-- Exercise description --
Retype all of the entries word for word.

-- Record set --
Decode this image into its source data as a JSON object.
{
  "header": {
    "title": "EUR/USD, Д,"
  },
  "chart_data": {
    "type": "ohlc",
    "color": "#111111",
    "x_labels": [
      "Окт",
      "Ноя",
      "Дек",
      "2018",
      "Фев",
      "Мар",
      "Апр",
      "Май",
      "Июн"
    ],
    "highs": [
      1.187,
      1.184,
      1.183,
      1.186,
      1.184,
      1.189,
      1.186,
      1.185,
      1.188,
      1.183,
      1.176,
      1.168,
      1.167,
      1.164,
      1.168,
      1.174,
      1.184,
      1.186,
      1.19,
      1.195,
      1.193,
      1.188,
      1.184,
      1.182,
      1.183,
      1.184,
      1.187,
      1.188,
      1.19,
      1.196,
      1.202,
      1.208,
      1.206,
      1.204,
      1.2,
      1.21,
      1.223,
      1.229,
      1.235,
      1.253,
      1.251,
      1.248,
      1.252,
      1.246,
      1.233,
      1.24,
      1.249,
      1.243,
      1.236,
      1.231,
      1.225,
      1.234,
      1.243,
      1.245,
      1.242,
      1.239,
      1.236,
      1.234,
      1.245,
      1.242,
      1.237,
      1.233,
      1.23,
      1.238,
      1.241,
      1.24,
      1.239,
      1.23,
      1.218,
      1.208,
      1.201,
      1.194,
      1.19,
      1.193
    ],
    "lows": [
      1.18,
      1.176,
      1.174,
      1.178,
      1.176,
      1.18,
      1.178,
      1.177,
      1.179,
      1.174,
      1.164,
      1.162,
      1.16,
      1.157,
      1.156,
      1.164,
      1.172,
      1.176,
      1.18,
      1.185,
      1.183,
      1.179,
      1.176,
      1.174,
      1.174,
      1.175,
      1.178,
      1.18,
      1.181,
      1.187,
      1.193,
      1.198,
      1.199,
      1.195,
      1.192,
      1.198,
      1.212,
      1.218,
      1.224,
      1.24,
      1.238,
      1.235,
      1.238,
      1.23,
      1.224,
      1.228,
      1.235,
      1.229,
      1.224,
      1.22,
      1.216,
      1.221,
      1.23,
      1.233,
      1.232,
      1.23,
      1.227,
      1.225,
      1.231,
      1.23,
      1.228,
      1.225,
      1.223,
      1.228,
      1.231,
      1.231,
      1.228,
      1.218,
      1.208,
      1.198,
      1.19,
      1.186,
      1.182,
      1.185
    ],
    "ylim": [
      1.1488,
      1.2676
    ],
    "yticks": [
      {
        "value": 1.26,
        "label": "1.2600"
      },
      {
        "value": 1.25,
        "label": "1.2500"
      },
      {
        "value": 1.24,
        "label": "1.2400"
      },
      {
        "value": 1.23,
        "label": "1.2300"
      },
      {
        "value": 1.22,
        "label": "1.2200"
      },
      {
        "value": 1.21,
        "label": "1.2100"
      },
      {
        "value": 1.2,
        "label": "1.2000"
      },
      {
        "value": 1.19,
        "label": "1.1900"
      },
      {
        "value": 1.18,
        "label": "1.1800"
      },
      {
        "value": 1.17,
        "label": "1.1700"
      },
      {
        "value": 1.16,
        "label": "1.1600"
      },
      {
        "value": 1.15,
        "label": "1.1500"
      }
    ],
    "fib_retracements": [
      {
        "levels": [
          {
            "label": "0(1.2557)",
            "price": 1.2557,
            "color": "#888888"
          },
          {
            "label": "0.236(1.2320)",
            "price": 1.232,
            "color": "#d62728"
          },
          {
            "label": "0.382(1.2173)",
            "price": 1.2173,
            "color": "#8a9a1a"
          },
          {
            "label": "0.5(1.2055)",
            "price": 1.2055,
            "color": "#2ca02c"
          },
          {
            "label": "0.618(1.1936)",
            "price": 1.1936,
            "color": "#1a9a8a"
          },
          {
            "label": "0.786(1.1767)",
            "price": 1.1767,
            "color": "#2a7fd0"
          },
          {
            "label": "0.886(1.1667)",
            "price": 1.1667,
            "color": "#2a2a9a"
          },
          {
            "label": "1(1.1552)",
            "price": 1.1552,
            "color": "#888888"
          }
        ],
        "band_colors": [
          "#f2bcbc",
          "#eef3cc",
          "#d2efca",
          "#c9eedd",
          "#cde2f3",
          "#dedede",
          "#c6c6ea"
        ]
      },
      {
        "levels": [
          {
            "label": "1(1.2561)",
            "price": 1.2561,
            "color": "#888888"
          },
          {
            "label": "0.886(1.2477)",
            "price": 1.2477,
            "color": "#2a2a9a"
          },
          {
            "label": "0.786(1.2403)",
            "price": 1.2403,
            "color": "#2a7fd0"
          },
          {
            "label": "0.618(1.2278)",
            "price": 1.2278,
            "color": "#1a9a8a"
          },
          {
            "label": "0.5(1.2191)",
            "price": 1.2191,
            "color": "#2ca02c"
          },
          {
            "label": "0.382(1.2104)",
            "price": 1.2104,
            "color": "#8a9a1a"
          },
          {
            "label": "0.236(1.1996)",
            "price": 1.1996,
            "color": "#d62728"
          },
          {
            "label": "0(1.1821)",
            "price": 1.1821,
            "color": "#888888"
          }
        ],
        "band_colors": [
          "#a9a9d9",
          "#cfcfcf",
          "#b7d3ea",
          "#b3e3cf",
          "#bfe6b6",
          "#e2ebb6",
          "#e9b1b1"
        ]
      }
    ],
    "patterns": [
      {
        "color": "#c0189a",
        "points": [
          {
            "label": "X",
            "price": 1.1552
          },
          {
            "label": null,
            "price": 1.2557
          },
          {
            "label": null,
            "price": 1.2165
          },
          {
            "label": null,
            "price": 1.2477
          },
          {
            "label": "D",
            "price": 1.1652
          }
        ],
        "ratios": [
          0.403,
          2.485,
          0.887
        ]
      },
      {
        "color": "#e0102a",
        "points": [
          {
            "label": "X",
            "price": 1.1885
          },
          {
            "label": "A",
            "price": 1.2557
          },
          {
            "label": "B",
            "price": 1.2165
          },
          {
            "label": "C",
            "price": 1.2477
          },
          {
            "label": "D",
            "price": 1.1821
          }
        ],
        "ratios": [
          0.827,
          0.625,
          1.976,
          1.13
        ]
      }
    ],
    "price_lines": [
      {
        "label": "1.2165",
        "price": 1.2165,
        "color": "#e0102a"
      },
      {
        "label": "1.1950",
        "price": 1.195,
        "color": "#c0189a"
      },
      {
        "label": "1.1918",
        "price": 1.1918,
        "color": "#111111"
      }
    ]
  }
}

-- Correct response --
Decode this image into its source data as a JSON object.
{
  "header": {
    "title": "EUR/USD, Д,"
  },
  "chart_data": {
    "type": "ohlc",
    "color": "#111111",
    "x_labels": [
      "Окт",
      "Ноя",
      "Дек",
      "2018",
      "Фев",
      "Мар",
      "Апр",
      "Май",
      "Июн"
    ],
    "highs": [
      1.187,
      1.184,
      1.183,
      1.186,
      1.184,
      1.189,
      1.186,
      1.185,
      1.188,
      1.183,
      1.176,
      1.168,
      1.167,
      1.164,
      1.168,
      1.174,
      1.184,
      1.186,
      1.19,
      1.195,
      1.193,
      1.188,
      1.184,
      1.182,
      1.183,
      1.184,
      1.187,
      1.188,
      1.19,
      1.196,
      1.202,
      1.208,
      1.206,
      1.204,
      1.2,
      1.21,
      1.223,
      1.229,
      1.235,
      1.253,
      1.251,
      1.248,
      1.252,
      1.246,
      1.233,
      1.24,
      1.249,
      1.243,
      1.236,
      1.231,
      1.225,
      1.234,
      1.243,
      1.245,
      1.242,
      1.239,
      1.236,
      1.234,
      1.245,
      1.242,
      1.237,
      1.233,
      1.23,
      1.238,
      1.241,
      1.24,
      1.239,
      1.23,
      1.218,
      1.208,
      1.201,
      1.194,
      1.19,
      1.193
    ],
    "lows": [
      1.18,
      1.176,
      1.174,
      1.178,
      1.176,
      1.18,
      1.178,
      1.177,
      1.179,
      1.174,
      1.164,
      1.162,
      1.16,
      1.157,
      1.156,
      1.164,
      1.172,
      1.176,
      1.18,
      1.185,
      1.183,
      1.179,
      1.176,
      1.174,
      1.174,
      1.175,
      1.178,
      1.18,
      1.181,
      1.187,
      1.193,
      1.198,
      1.199,
      1.195,
      1.192,
      1.198,
      1.212,
      1.218,
      1.224,
      1.24,
      1.238,
      1.235,
      1.238,
      1.23,
      1.224,
      1.228,
      1.235,
      1.229,
      1.224,
      1.22,
      1.216,
      1.221,
      1.23,
      1.233,
      1.232,
      1.23,
      1.227,
      1.225,
      1.231,
      1.23,
      1.228,
      1.225,
      1.223,
      1.228,
      1.231,
      1.231,
      1.228,
      1.218,
      1.208,
      1.198,
      1.19,
      1.186,
      1.182,
      1.185
    ],
    "ylim": [
      1.1488,
      1.2676
    ],
    "yticks": [
      {
        "value": 1.26,
        "label": "1.2600"
      },
      {
        "value": 1.25,
        "label": "1.2500"
      },
      {
        "value": 1.24,
        "label": "1.2400"
      },
      {
        "value": 1.23,
        "label": "1.2300"
      },
      {
        "value": 1.22,
        "label": "1.2200"
      },
      {
        "value": 1.21,
        "label": "1.2100"
      },
      {
        "value": 1.2,
        "label": "1.2000"
      },
      {
        "value": 1.19,
        "label": "1.1900"
      },
      {
        "value": 1.18,
        "label": "1.1800"
      },
      {
        "value": 1.17,
        "label": "1.1700"
      },
      {
        "value": 1.16,
        "label": "1.1600"
      },
      {
        "value": 1.15,
        "label": "1.1500"
      }
    ],
    "fib_retracements": [
      {
        "levels": [
          {
            "label": "0(1.2557)",
            "price": 1.2557,
            "color": "#888888"
          },
          {
            "label": "0.236(1.2320)",
            "price": 1.232,
            "color": "#d62728"
          },
          {
            "label": "0.382(1.2173)",
            "price": 1.2173,
            "color": "#8a9a1a"
          },
          {
            "label": "0.5(1.2055)",
            "price": 1.2055,
            "color": "#2ca02c"
          },
          {
            "label": "0.618(1.1936)",
            "price": 1.1936,
            "color": "#1a9a8a"
          },
          {
            "label": "0.786(1.1767)",
            "price": 1.1767,
            "color": "#2a7fd0"
          },
          {
            "label": "0.886(1.1667)",
            "price": 1.1667,
            "color": "#2a2a9a"
          },
          {
            "label": "1(1.1552)",
            "price": 1.1552,
            "color": "#888888"
          }
        ],
        "band_colors": [
          "#f2bcbc",
          "#eef3cc",
          "#d2efca",
          "#c9eedd",
          "#cde2f3",
          "#dedede",
          "#c6c6ea"
        ]
      },
      {
        "levels": [
          {
            "label": "1(1.2561)",
            "price": 1.2561,
            "color": "#888888"
          },
          {
            "label": "0.886(1.2477)",
            "price": 1.2477,
            "color": "#2a2a9a"
          },
          {
            "label": "0.786(1.2403)",
            "price": 1.2403,
            "color": "#2a7fd0"
          },
          {
            "label": "0.618(1.2278)",
            "price": 1.2278,
            "color": "#1a9a8a"
          },
          {
            "label": "0.5(1.2191)",
            "price": 1.2191,
            "color": "#2ca02c"
          },
          {
            "label": "0.382(1.2104)",
            "price": 1.2104,
            "color": "#8a9a1a"
          },
          {
            "label": "0.236(1.1996)",
            "price": 1.1996,
            "color": "#d62728"
          },
          {
            "label": "0(1.1821)",
            "price": 1.1821,
            "color": "#888888"
          }
        ],
        "band_colors": [
          "#a9a9d9",
          "#cfcfcf",
          "#b7d3ea",
          "#b3e3cf",
          "#bfe6b6",
          "#e2ebb6",
          "#e9b1b1"
        ]
      }
    ],
    "patterns": [
      {
        "color": "#c0189a",
        "points": [
          {
            "label": "X",
            "price": 1.1552
          },
          {
            "label": null,
            "price": 1.2557
          },
          {
            "label": null,
            "price": 1.2165
          },
          {
            "label": null,
            "price": 1.2477
          },
          {
            "label": "D",
            "price": 1.1652
          }
        ],
        "ratios": [
          0.403,
          2.485,
          0.887
        ]
      },
      {
        "color": "#e0102a",
        "points": [
          {
            "label": "X",
            "price": 1.1885
          },
          {
            "label": "A",
            "price": 1.2557
          },
          {
            "label": "B",
            "price": 1.2165
          },
          {
            "label": "C",
            "price": 1.2477
          },
          {
            "label": "D",
            "price": 1.1821
          }
        ],
        "ratios": [
          0.827,
          0.625,
          1.976,
          1.13
        ]
      }
    ],
    "price_lines": [
      {
        "label": "1.2165",
        "price": 1.2165,
        "color": "#e0102a"
      },
      {
        "label": "1.1950",
        "price": 1.195,
        "color": "#c0189a"
      },
      {
        "label": "1.1918",
        "price": 1.1918,
        "color": "#111111"
      }
    ]
  }
}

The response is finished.